## What to do
Which lines contain the string "JSON"? Please list every one of them.

## Stored records
--- Start ---

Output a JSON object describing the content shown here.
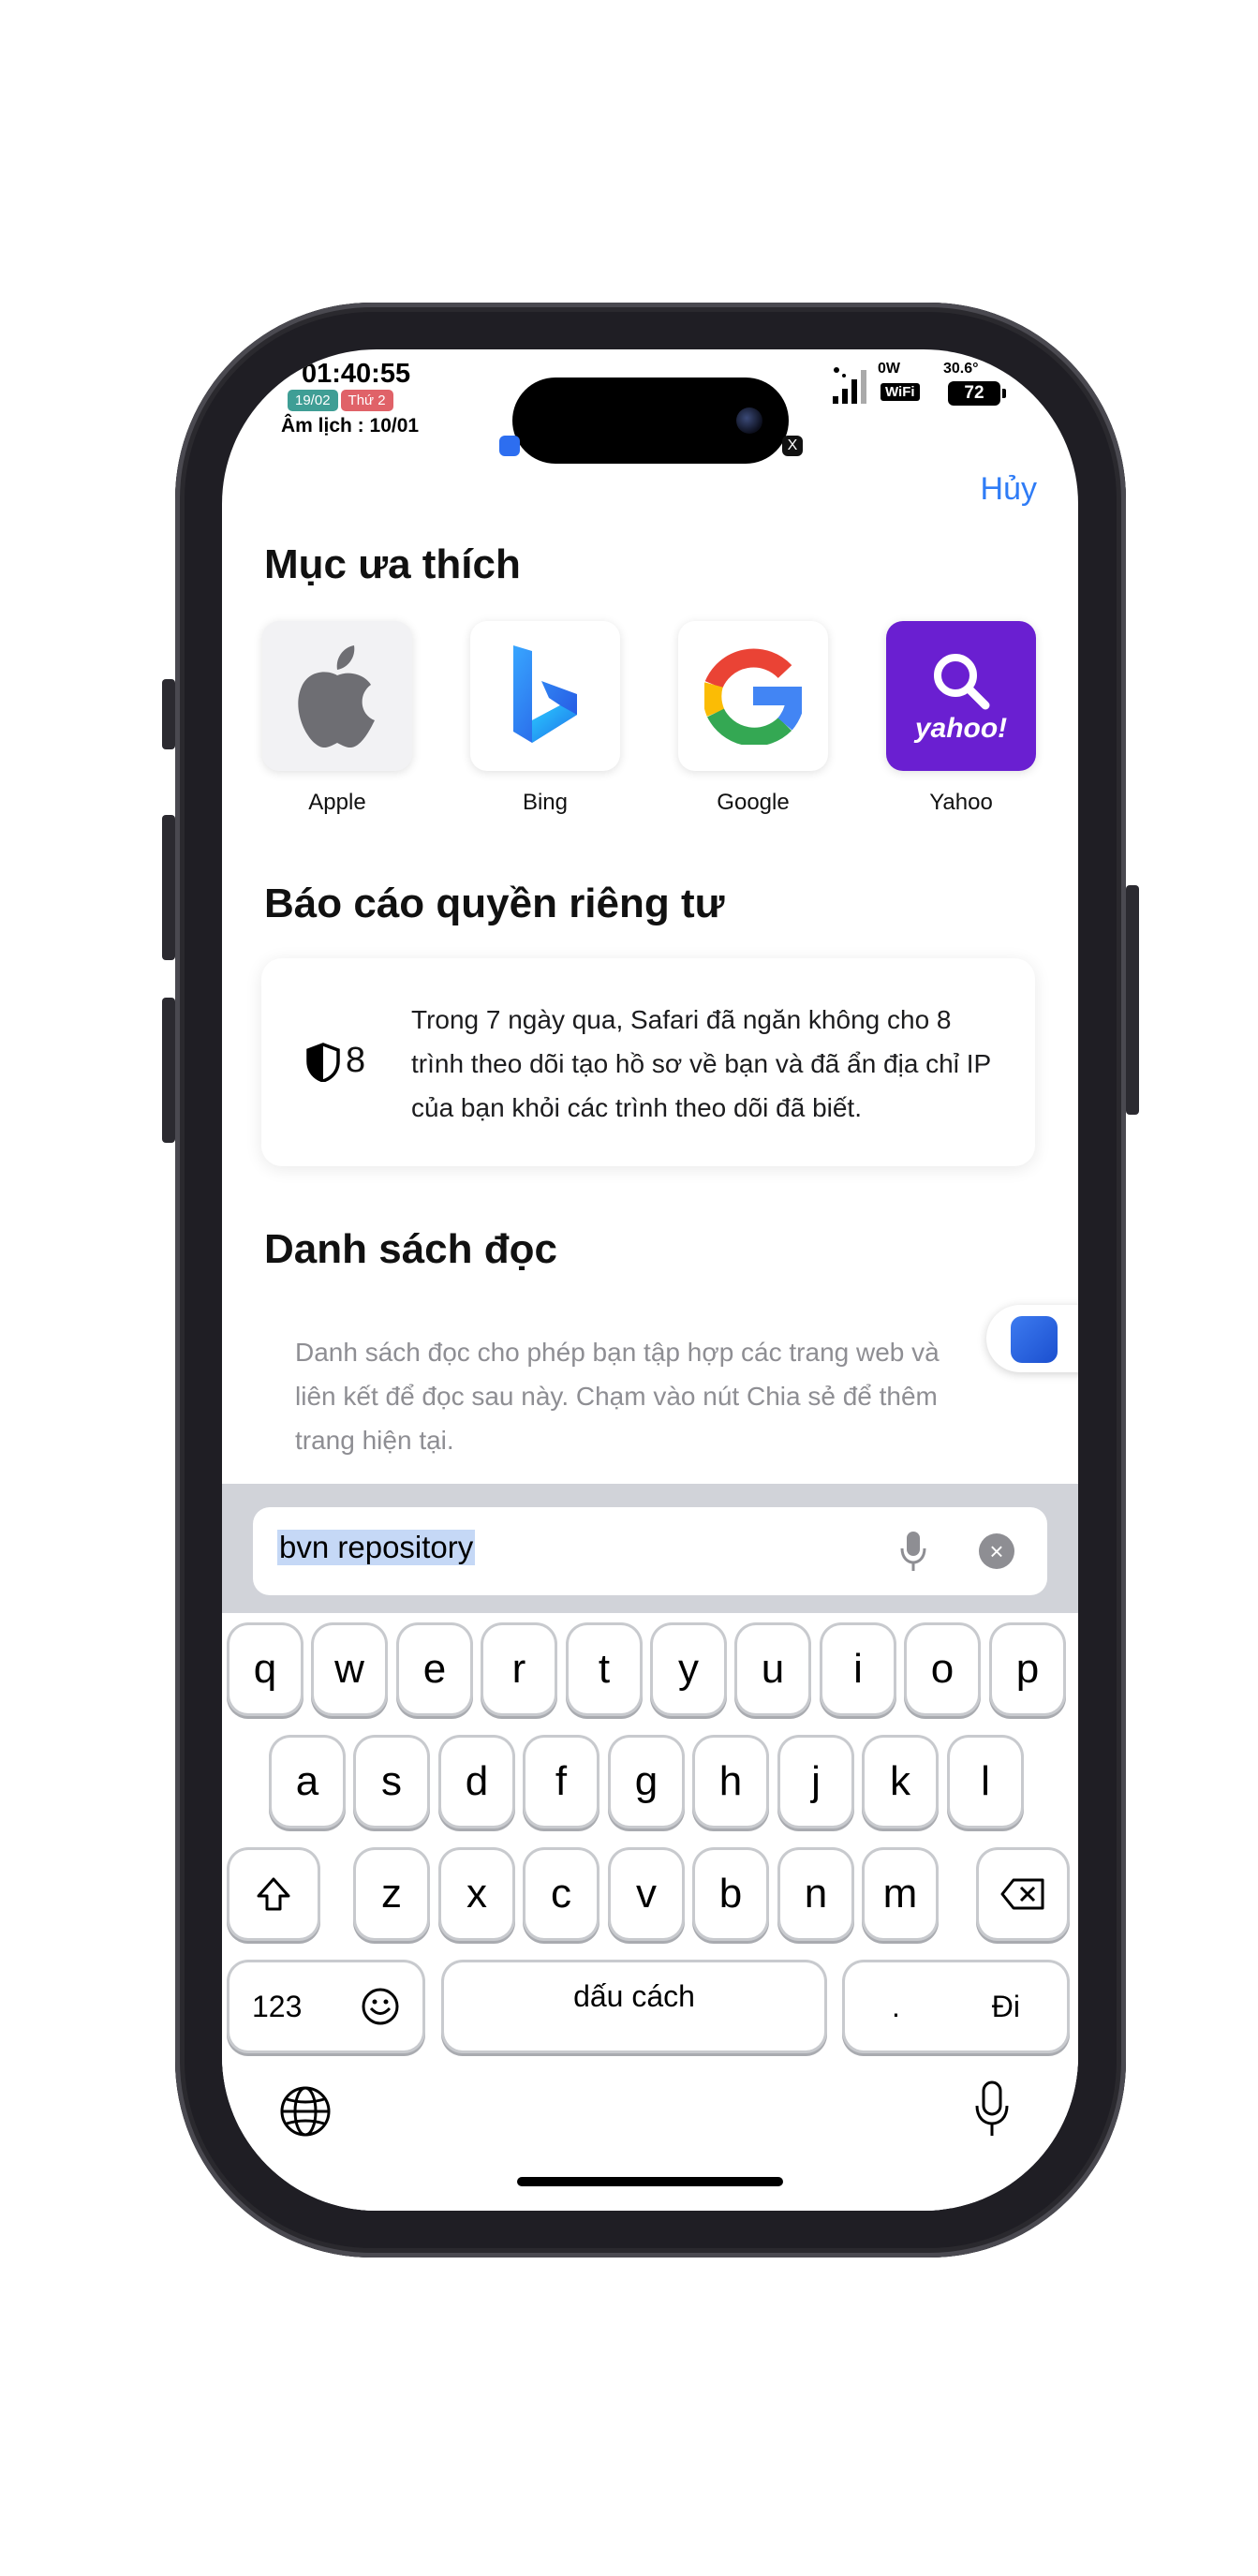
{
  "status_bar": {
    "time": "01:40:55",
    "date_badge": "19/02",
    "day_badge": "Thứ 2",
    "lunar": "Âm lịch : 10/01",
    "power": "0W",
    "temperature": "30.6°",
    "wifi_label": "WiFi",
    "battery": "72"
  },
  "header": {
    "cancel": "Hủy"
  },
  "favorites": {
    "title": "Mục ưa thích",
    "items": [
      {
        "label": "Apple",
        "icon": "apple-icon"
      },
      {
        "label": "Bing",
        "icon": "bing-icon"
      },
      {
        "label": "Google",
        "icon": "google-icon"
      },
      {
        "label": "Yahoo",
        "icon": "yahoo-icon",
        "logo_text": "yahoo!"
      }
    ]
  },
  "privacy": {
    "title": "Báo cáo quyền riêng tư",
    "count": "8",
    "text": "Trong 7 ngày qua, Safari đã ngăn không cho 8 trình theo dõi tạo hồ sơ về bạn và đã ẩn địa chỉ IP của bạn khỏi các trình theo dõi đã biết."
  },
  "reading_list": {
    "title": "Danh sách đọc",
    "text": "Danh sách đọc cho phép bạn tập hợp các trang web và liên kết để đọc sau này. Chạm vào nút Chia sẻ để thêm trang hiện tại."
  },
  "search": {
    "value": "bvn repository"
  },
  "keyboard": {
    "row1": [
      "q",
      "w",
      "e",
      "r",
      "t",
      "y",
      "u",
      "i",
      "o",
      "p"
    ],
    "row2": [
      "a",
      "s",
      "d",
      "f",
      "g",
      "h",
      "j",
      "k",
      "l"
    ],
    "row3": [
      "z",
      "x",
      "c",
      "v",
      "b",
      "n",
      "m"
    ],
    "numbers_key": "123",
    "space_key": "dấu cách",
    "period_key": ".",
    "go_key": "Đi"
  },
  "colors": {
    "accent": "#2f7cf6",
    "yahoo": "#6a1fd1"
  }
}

--- End ---
--- Start ---

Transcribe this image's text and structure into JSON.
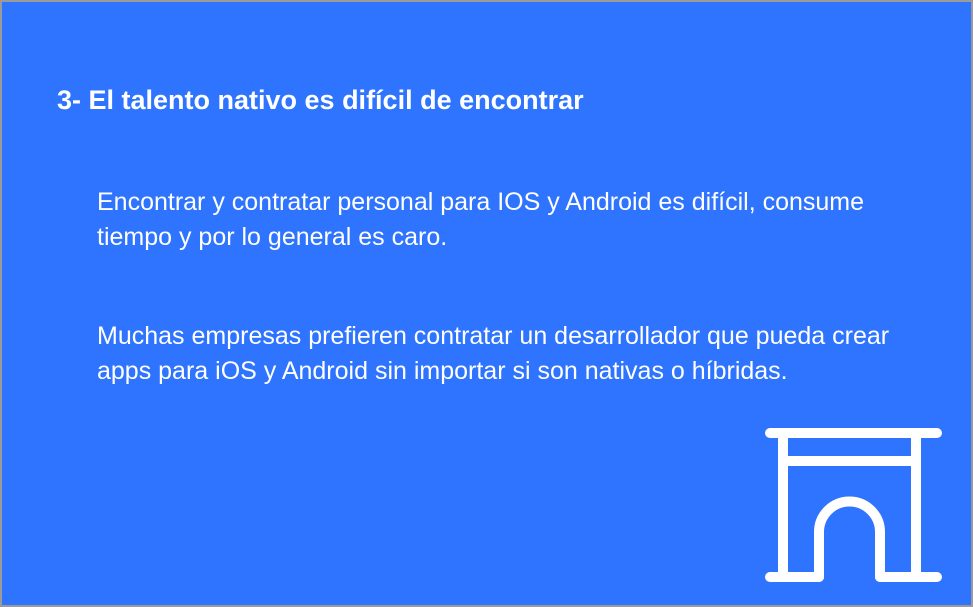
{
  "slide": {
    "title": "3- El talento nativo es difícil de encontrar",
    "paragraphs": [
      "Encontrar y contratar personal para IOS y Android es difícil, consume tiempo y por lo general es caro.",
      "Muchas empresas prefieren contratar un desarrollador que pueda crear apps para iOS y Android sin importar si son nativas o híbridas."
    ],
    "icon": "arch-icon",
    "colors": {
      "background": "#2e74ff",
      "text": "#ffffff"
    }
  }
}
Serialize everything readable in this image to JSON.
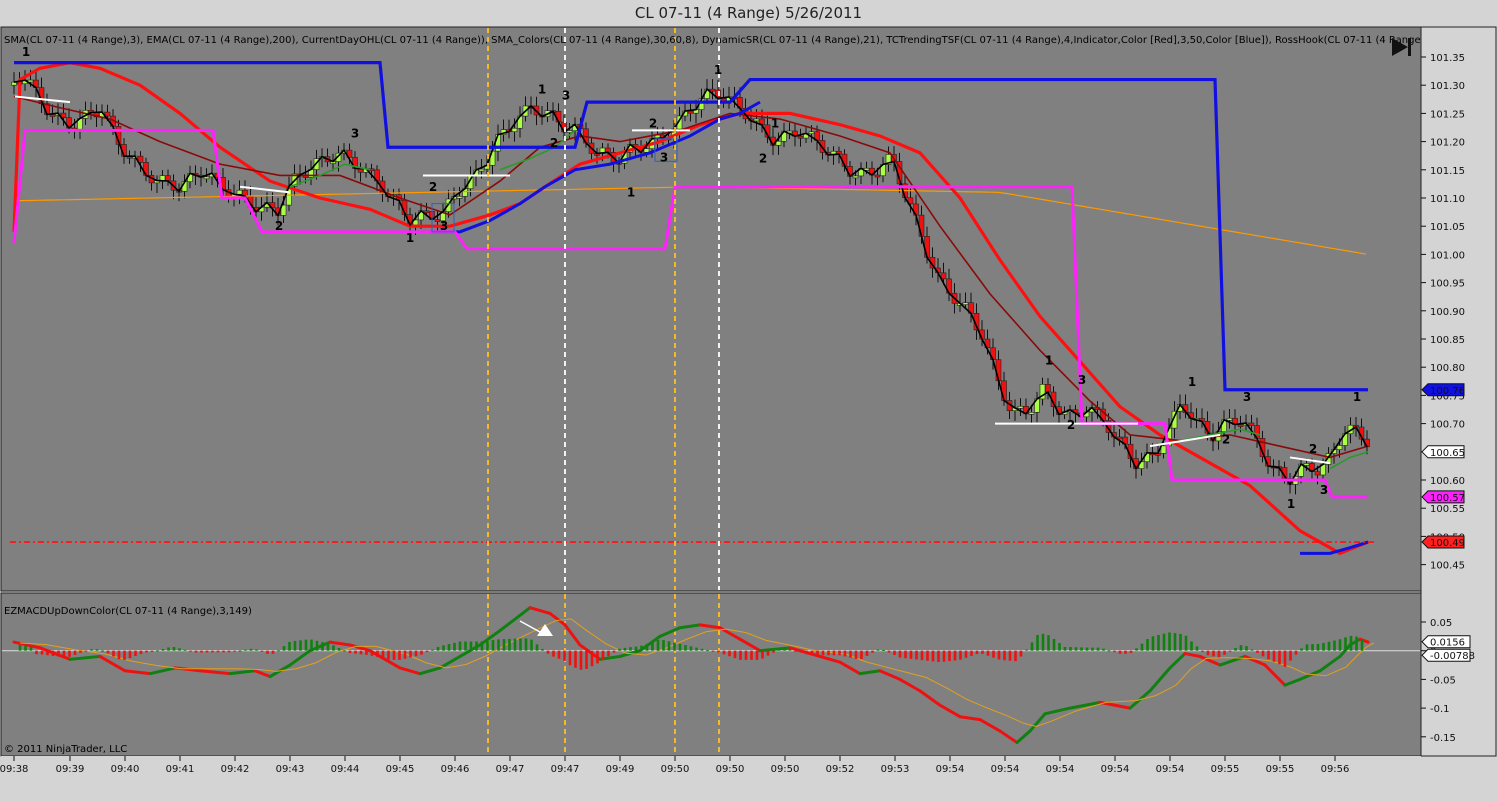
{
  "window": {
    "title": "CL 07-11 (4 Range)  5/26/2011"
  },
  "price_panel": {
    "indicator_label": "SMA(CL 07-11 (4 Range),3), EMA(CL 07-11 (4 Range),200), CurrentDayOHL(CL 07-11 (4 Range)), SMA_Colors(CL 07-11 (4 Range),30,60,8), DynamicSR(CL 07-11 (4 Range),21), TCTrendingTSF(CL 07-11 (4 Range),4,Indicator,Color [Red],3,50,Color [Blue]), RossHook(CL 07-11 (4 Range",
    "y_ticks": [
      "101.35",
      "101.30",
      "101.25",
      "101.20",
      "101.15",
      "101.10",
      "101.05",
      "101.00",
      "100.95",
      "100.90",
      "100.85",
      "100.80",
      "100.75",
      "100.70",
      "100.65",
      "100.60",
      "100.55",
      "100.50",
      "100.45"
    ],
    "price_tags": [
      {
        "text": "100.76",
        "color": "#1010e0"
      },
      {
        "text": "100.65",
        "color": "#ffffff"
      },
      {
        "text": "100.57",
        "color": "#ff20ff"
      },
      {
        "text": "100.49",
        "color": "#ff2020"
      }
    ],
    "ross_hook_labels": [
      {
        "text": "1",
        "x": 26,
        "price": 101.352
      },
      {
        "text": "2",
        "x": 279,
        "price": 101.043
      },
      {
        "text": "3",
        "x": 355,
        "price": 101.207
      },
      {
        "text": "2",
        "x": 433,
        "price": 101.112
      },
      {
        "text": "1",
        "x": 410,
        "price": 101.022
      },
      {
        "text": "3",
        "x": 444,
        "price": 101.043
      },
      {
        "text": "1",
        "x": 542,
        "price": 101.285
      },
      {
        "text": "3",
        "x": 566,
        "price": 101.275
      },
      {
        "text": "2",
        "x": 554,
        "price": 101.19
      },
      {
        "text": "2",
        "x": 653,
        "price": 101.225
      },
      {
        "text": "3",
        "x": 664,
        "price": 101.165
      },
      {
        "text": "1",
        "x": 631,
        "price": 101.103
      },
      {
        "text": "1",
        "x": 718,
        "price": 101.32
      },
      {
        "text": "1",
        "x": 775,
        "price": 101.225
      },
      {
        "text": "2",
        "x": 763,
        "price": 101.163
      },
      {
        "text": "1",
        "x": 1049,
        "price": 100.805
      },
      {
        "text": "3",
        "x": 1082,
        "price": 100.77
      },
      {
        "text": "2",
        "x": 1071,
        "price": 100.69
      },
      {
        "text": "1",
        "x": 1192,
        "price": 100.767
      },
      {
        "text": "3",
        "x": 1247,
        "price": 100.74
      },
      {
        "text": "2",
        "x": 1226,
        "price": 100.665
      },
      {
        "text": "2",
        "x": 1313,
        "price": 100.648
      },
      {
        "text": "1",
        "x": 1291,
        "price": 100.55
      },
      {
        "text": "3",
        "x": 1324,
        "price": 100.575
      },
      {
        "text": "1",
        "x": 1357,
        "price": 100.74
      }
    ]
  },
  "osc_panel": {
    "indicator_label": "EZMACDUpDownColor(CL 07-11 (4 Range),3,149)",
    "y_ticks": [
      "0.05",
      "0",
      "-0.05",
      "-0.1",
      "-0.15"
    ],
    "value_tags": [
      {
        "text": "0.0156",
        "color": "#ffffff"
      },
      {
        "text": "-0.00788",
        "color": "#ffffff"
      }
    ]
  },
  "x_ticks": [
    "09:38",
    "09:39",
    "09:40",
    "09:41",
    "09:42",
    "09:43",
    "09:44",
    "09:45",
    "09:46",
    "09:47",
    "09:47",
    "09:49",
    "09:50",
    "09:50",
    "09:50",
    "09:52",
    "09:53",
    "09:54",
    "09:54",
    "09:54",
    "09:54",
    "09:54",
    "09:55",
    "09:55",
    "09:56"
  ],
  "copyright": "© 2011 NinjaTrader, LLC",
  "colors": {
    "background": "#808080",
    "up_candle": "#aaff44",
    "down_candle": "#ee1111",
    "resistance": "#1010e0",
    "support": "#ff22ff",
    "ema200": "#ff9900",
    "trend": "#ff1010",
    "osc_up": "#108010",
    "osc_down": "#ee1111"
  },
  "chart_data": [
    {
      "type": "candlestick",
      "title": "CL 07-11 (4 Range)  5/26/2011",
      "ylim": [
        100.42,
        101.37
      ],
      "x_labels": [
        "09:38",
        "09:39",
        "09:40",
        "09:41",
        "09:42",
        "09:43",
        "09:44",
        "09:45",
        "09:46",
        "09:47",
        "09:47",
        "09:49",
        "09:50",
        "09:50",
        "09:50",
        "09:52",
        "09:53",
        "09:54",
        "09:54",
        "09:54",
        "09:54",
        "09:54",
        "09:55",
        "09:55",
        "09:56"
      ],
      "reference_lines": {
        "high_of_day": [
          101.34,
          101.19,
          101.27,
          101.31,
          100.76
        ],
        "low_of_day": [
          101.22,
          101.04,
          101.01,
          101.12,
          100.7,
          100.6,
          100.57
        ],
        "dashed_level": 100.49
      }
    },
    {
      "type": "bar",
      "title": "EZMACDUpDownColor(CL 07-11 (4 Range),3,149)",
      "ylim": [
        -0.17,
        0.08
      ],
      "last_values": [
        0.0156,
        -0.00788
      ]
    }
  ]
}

--- End ---
--- Start ---

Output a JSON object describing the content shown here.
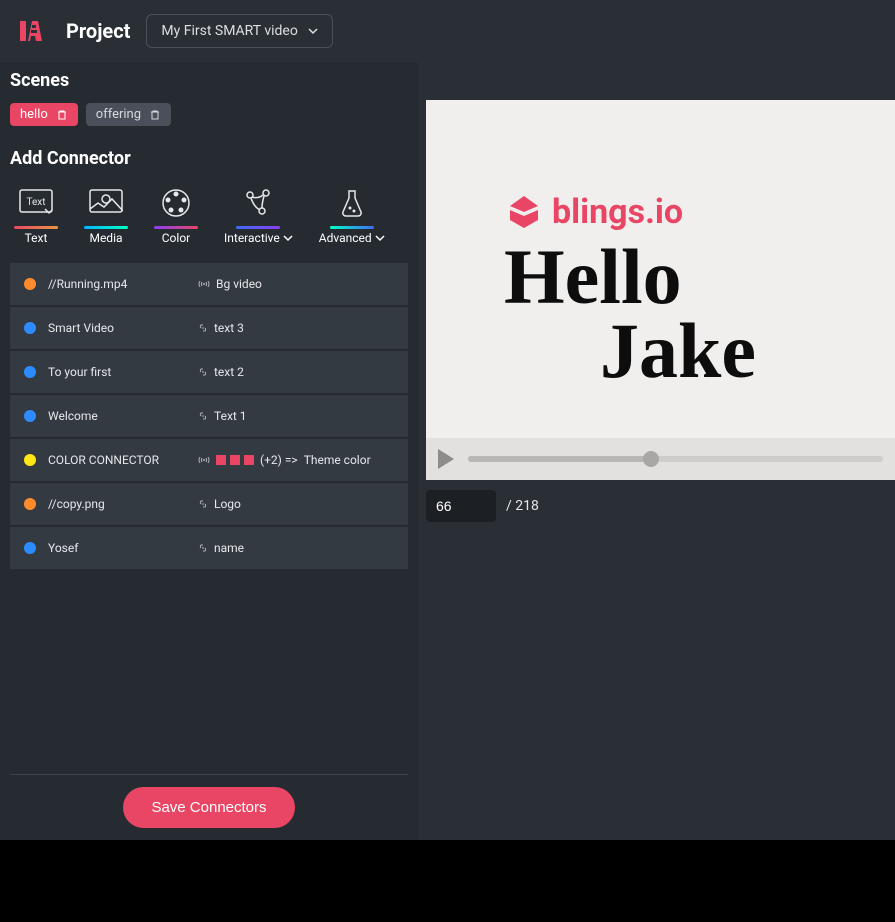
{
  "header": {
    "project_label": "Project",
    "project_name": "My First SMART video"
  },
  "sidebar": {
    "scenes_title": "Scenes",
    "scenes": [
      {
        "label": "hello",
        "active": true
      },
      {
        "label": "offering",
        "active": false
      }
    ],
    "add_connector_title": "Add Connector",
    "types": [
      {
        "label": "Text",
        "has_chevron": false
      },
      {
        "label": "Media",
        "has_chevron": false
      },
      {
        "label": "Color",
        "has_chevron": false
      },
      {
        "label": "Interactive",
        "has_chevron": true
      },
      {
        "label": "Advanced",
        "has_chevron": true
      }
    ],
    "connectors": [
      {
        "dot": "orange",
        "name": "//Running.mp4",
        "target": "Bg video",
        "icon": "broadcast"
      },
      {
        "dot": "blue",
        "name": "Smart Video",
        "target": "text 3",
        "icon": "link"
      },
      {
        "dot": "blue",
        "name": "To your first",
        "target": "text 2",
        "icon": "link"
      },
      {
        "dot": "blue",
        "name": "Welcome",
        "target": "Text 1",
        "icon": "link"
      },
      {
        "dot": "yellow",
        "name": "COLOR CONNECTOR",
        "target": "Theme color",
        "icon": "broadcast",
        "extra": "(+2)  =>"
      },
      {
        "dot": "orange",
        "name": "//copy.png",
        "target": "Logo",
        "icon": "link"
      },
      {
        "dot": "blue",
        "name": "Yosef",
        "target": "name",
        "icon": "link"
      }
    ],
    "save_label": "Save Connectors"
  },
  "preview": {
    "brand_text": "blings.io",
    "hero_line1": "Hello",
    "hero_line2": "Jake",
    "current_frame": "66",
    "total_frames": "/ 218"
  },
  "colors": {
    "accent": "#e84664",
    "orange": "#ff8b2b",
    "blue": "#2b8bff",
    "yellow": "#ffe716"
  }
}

--- End ---

## Solution for this task
Output a JSON object describing the content shown here.
Transcribe this image's text and structure into JSON.
Serialize everything readable in this image to JSON.
Output a JSON object describing the content shown here.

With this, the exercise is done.